— BEGIN —

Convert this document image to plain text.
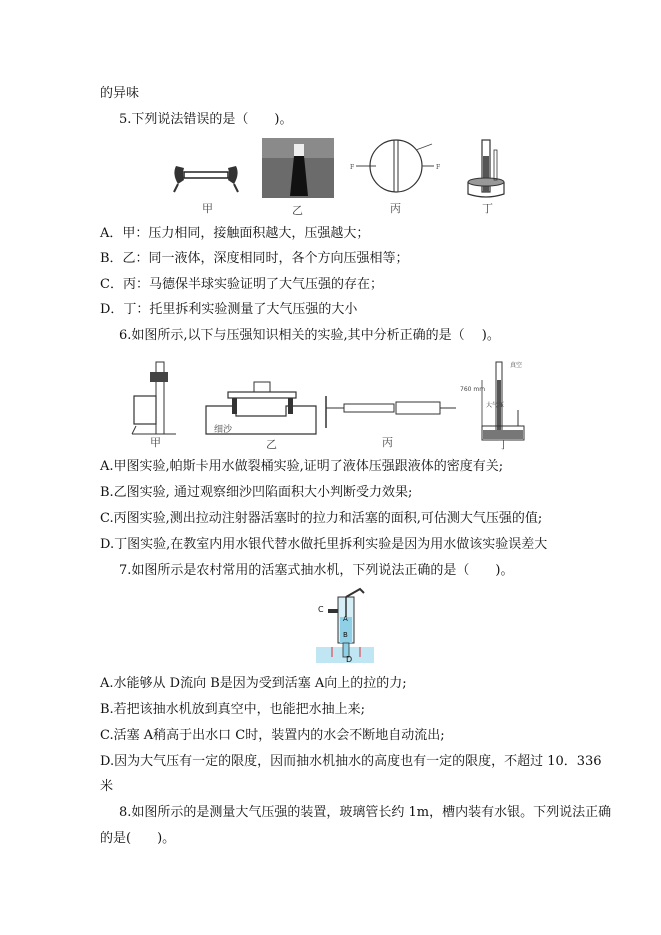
的异味
5.下列说法错误的是（　　)。
F	F
甲	乙	丙	丁
A．甲：压力相同，接触面积越大，压强越大；
B．乙：同一液体，深度相同时，各个方向压强相等；
C．丙：马德保半球实验证明了大气压强的存在；
D．丁：托里拆利实验测量了大气压强的大小
6.如图所示,以下与压强知识相关的实验,其中分析正确的是（　 )。
甲
细沙
乙	丙	丁
760 mm
真空
大气压
A.甲图实验,帕斯卡用水做裂桶实验,证明了液体压强跟液体的密度有关;
B.乙图实验, 通过观察细沙凹陷面积大小判断受力效果;
C.丙图实验,测出拉动注射器活塞时的拉力和活塞的面积,可估测大气压强的值;
D.丁图实验,在教室内用水银代替水做托里拆利实验是因为用水做该实验误差大
7.如图所示是农村常用的活塞式抽水机，下列说法正确的是（　　)。
C
A
B
D
A.水能够从 D流向 B是因为受到活塞 A向上的拉的力;
B.若把该抽水机放到真空中，也能把水抽上来;
C.活塞 A稍高于出水口 C时，装置内的水会不断地自动流出;
D.因为大气压有一定的限度，因而抽水机抽水的高度也有一定的限度，不超过 10．336
米
8.如图所示的是测量大气压强的装置，玻璃管长约 1m，槽内装有水银。下列说法正确
的是(　　)。
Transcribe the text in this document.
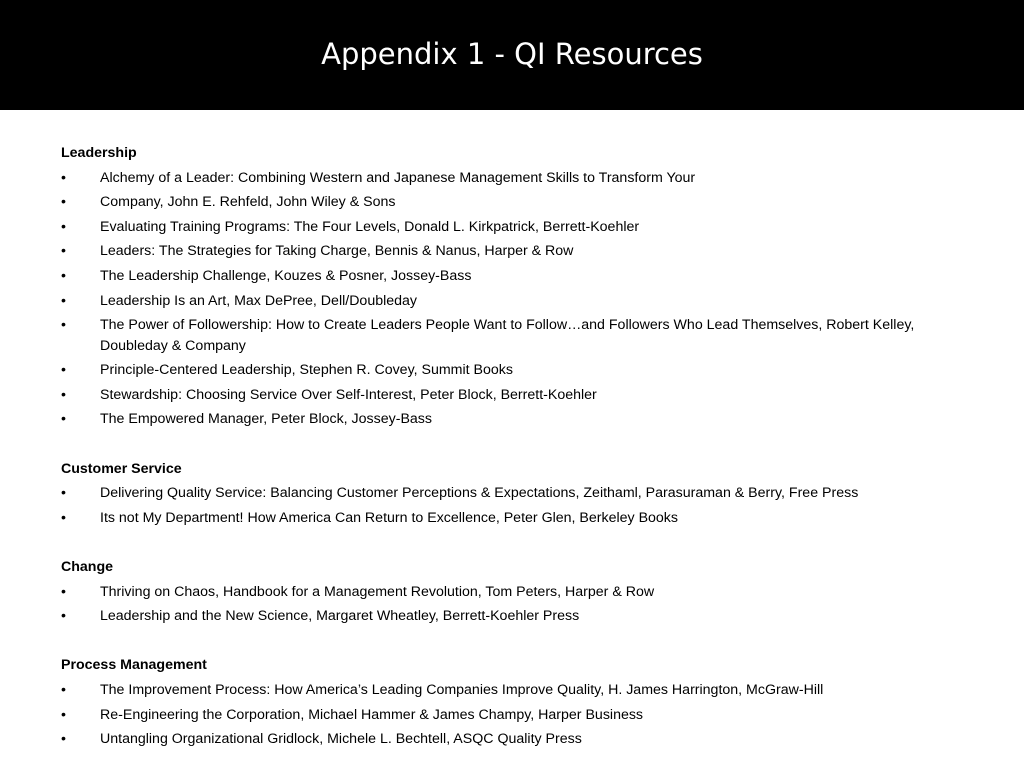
Appendix 1 - QI Resources
Leadership
• Alchemy of a Leader: Combining Western and Japanese Management Skills to Transform Your
• Company, John E. Rehfeld, John Wiley & Sons
• Evaluating Training Programs: The Four Levels, Donald L. Kirkpatrick, Berrett-Koehler
• Leaders: The Strategies for Taking Charge, Bennis & Nanus, Harper & Row
• The Leadership Challenge, Kouzes & Posner, Jossey-Bass
• Leadership Is an Art, Max DePree, Dell/Doubleday
• The Power of Followership: How to Create Leaders People Want to Follow…and Followers Who Lead Themselves, Robert Kelley, Doubleday & Company
• Principle-Centered Leadership, Stephen R. Covey, Summit Books
• Stewardship: Choosing Service Over Self-Interest, Peter Block, Berrett-Koehler
• The Empowered Manager, Peter Block, Jossey-Bass
Customer Service
• Delivering Quality Service: Balancing Customer Perceptions & Expectations, Zeithaml, Parasuraman & Berry, Free Press
• Its not My Department! How America Can Return to Excellence, Peter Glen, Berkeley Books
Change
• Thriving on Chaos, Handbook for a Management Revolution, Tom Peters, Harper & Row
• Leadership and the New Science, Margaret Wheatley, Berrett-Koehler Press
Process Management
• The Improvement Process: How America’s Leading Companies Improve Quality, H. James Harrington, McGraw-Hill
• Re-Engineering the Corporation, Michael Hammer & James Champy, Harper Business
• Untangling Organizational Gridlock, Michele L. Bechtell, ASQC Quality Press
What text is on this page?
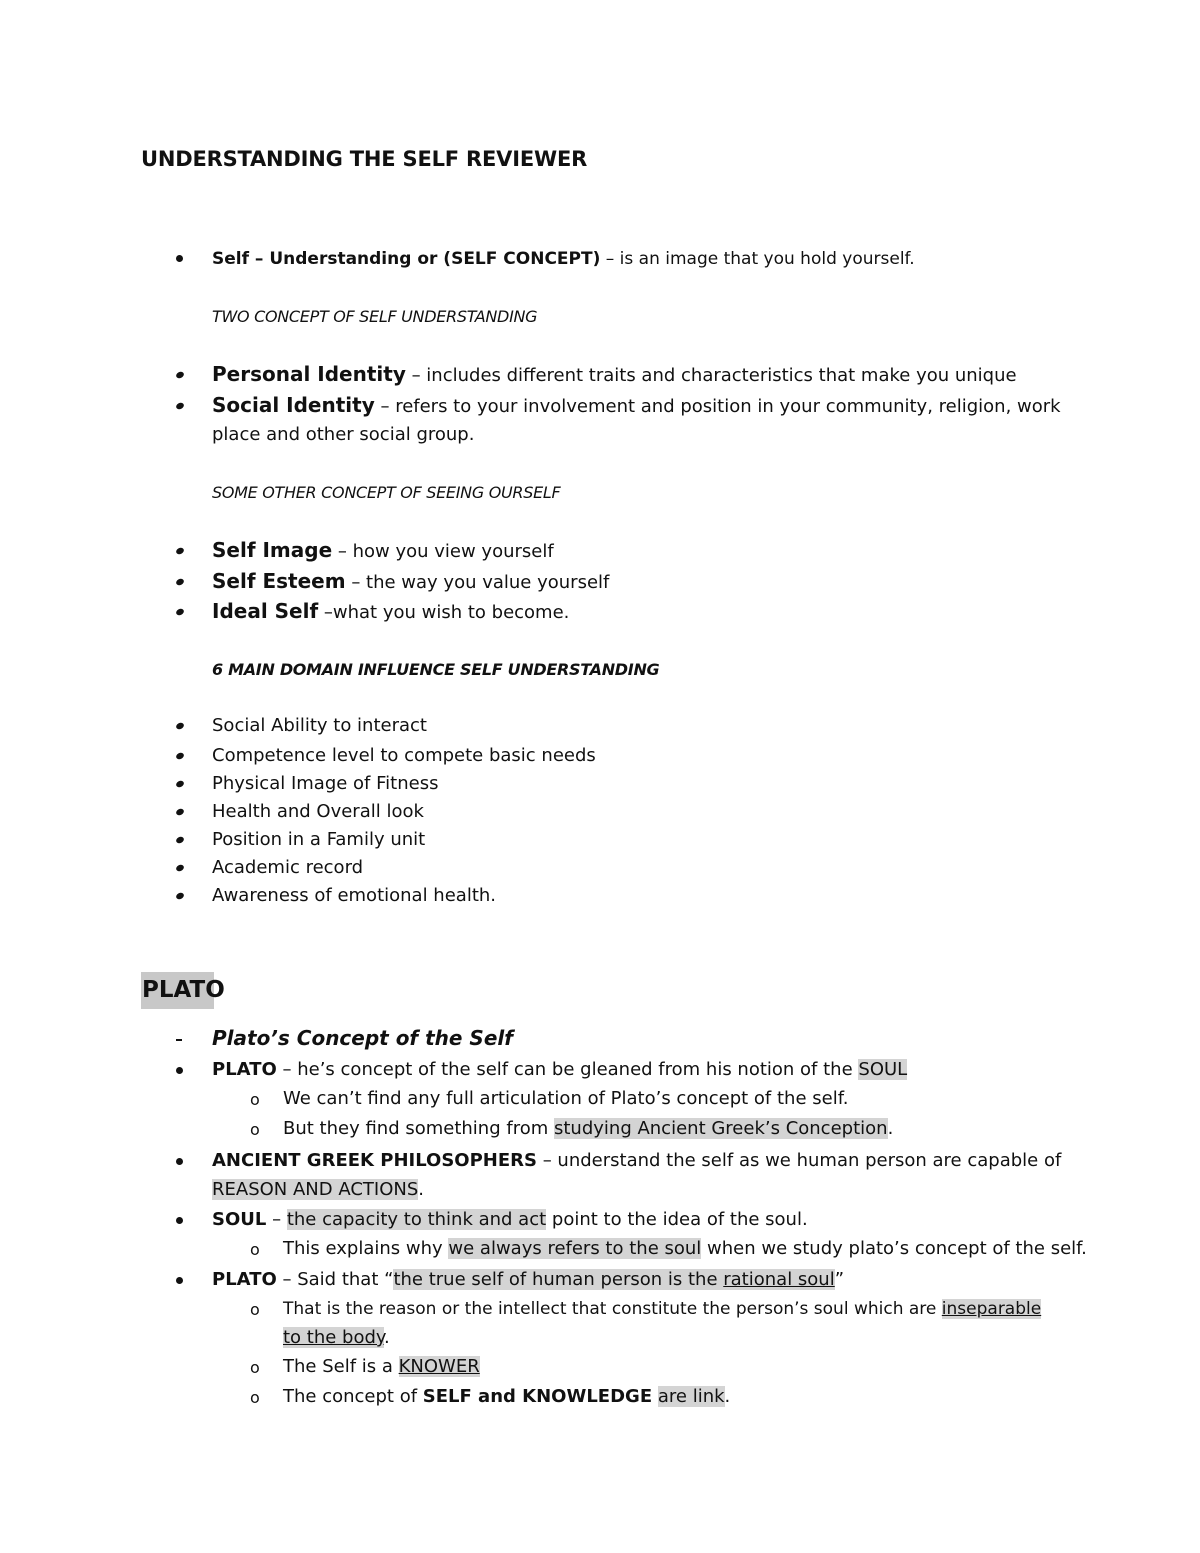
UNDERSTANDING THE SELF REVIEWER
Self – Understanding or (SELF CONCEPT) – is an image that you hold yourself.
TWO CONCEPT OF SELF UNDERSTANDING
Personal Identity – includes different traits and characteristics that make you unique
Social Identity – refers to your involvement and position in your community, religion, work
place and other social group.
SOME OTHER CONCEPT OF SEEING OURSELF
Self Image – how you view yourself
Self Esteem – the way you value yourself
Ideal Self –what you wish to become.
6 MAIN DOMAIN INFLUENCE SELF UNDERSTANDING
Social Ability to interact
Competence level to compete basic needs
Physical Image of Fitness
Health and Overall look
Position in a Family unit
Academic record
Awareness of emotional health.
PLATO
Plato’s Concept of the Self
PLATO – he’s concept of the self can be gleaned from his notion of the SOUL
o We can’t find any full articulation of Plato’s concept of the self.
o But they find something from studying Ancient Greek’s Conception.
ANCIENT GREEK PHILOSOPHERS – understand the self as we human person are capable of
REASON AND ACTIONS.
SOUL – the capacity to think and act point to the idea of the soul.
o This explains why we always refers to the soul when we study plato’s concept of the self.
PLATO – Said that “the true self of human person is the rational soul”
o That is the reason or the intellect that constitute the person’s soul which are inseparable
to the body.
o The Self is a KNOWER
o The concept of SELF and KNOWLEDGE are link.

— END —

● **Given task**
Reproduce all of the material above word for word. Omit the pictures.

● **The completed task**
Convert this document image to plain text.
的异味
5.下列说法错误的是（　　)。
F	F
甲	乙	丙	丁
A．甲：压力相同，接触面积越大，压强越大；
B．乙：同一液体，深度相同时，各个方向压强相等；
C．丙：马德保半球实验证明了大气压强的存在；
D．丁：托里拆利实验测量了大气压强的大小
6.如图所示,以下与压强知识相关的实验,其中分析正确的是（　 )。
甲
细沙
乙	丙	丁
760 mm
真空
大气压
A.甲图实验,帕斯卡用水做裂桶实验,证明了液体压强跟液体的密度有关;
B.乙图实验, 通过观察细沙凹陷面积大小判断受力效果;
C.丙图实验,测出拉动注射器活塞时的拉力和活塞的面积,可估测大气压强的值;
D.丁图实验,在教室内用水银代替水做托里拆利实验是因为用水做该实验误差大
7.如图所示是农村常用的活塞式抽水机，下列说法正确的是（　　)。
C
A
B
D
A.水能够从 D流向 B是因为受到活塞 A向上的拉的力;
B.若把该抽水机放到真空中，也能把水抽上来;
C.活塞 A稍高于出水口 C时，装置内的水会不断地自动流出;
D.因为大气压有一定的限度，因而抽水机抽水的高度也有一定的限度，不超过 10．336
米
8.如图所示的是测量大气压强的装置，玻璃管长约 1m，槽内装有水银。下列说法正确
的是(　　)。
Transcribe the text in this document.
Appendix 1 - QI Resources
Leadership
• Alchemy of a Leader: Combining Western and Japanese Management Skills to Transform Your
• Company, John E. Rehfeld, John Wiley & Sons
• Evaluating Training Programs: The Four Levels, Donald L. Kirkpatrick, Berrett-Koehler
• Leaders: The Strategies for Taking Charge, Bennis & Nanus, Harper & Row
• The Leadership Challenge, Kouzes & Posner, Jossey-Bass
• Leadership Is an Art, Max DePree, Dell/Doubleday
• The Power of Followership: How to Create Leaders People Want to Follow…and Followers Who Lead Themselves, Robert Kelley, Doubleday & Company
• Principle-Centered Leadership, Stephen R. Covey, Summit Books
• Stewardship: Choosing Service Over Self-Interest, Peter Block, Berrett-Koehler
• The Empowered Manager, Peter Block, Jossey-Bass
Customer Service
• Delivering Quality Service: Balancing Customer Perceptions & Expectations, Zeithaml, Parasuraman & Berry, Free Press
• Its not My Department! How America Can Return to Excellence, Peter Glen, Berkeley Books
Change
• Thriving on Chaos, Handbook for a Management Revolution, Tom Peters, Harper & Row
• Leadership and the New Science, Margaret Wheatley, Berrett-Koehler Press
Process Management
• The Improvement Process: How America’s Leading Companies Improve Quality, H. James Harrington, McGraw-Hill
• Re-Engineering the Corporation, Michael Hammer & James Champy, Harper Business
• Untangling Organizational Gridlock, Michele L. Bechtell, ASQC Quality Press
What text is on this page?
UNDERSTANDING THE SELF REVIEWER
Self – Understanding or (SELF CONCEPT) – is an image that you hold yourself.
TWO CONCEPT OF SELF UNDERSTANDING
Personal Identity – includes different traits and characteristics that make you unique
Social Identity – refers to your involvement and position in your community, religion, work
place and other social group.
SOME OTHER CONCEPT OF SEEING OURSELF
Self Image – how you view yourself
Self Esteem – the way you value yourself
Ideal Self –what you wish to become.
6 MAIN DOMAIN INFLUENCE SELF UNDERSTANDING
Social Ability to interact
Competence level to compete basic needs
Physical Image of Fitness
Health and Overall look
Position in a Family unit
Academic record
Awareness of emotional health.
PLATO
Plato’s Concept of the Self
PLATO – he’s concept of the self can be gleaned from his notion of the SOUL
o We can’t find any full articulation of Plato’s concept of the self.
o But they find something from studying Ancient Greek’s Conception.
ANCIENT GREEK PHILOSOPHERS – understand the self as we human person are capable of
REASON AND ACTIONS.
SOUL – the capacity to think and act point to the idea of the soul.
o This explains why we always refers to the soul when we study plato’s concept of the self.
PLATO – Said that “the true self of human person is the rational soul”
o That is the reason or the intellect that constitute the person’s soul which are inseparable
to the body.
o The Self is a KNOWER
o The concept of SELF and KNOWLEDGE are link.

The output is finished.